** BEGIN **

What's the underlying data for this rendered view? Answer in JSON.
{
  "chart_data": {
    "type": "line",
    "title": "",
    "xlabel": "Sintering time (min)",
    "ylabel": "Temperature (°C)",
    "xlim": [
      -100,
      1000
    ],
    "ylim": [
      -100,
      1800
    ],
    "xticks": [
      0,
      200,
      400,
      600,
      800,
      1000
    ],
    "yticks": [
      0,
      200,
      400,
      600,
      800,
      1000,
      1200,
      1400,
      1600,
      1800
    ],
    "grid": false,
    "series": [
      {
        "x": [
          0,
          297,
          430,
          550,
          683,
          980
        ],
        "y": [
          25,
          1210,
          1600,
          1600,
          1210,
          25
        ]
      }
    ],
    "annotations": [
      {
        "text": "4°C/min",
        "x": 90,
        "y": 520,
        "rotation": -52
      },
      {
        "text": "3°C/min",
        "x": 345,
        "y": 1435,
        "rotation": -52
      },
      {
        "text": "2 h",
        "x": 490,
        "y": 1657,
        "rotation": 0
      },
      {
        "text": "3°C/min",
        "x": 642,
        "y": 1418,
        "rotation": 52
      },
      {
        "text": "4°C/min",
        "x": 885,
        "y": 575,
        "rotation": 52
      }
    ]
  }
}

** END **

> Exercise task
Output all preceding records character for character.

> Answer below
What's the underlying data for this rendered view? Answer in JSON.
{
  "chart_data": {
    "type": "line",
    "title": "",
    "xlabel": "Sintering time (min)",
    "ylabel": "Temperature (°C)",
    "xlim": [
      -100,
      1000
    ],
    "ylim": [
      -100,
      1800
    ],
    "xticks": [
      0,
      200,
      400,
      600,
      800,
      1000
    ],
    "yticks": [
      0,
      200,
      400,
      600,
      800,
      1000,
      1200,
      1400,
      1600,
      1800
    ],
    "grid": false,
    "series": [
      {
        "x": [
          0,
          297,
          430,
          550,
          683,
          980
        ],
        "y": [
          25,
          1210,
          1600,
          1600,
          1210,
          25
        ]
      }
    ],
    "annotations": [
      {
        "text": "4°C/min",
        "x": 90,
        "y": 520,
        "rotation": -52
      },
      {
        "text": "3°C/min",
        "x": 345,
        "y": 1435,
        "rotation": -52
      },
      {
        "text": "2 h",
        "x": 490,
        "y": 1657,
        "rotation": 0
      },
      {
        "text": "3°C/min",
        "x": 642,
        "y": 1418,
        "rotation": 52
      },
      {
        "text": "4°C/min",
        "x": 885,
        "y": 575,
        "rotation": 52
      }
    ]
  }
}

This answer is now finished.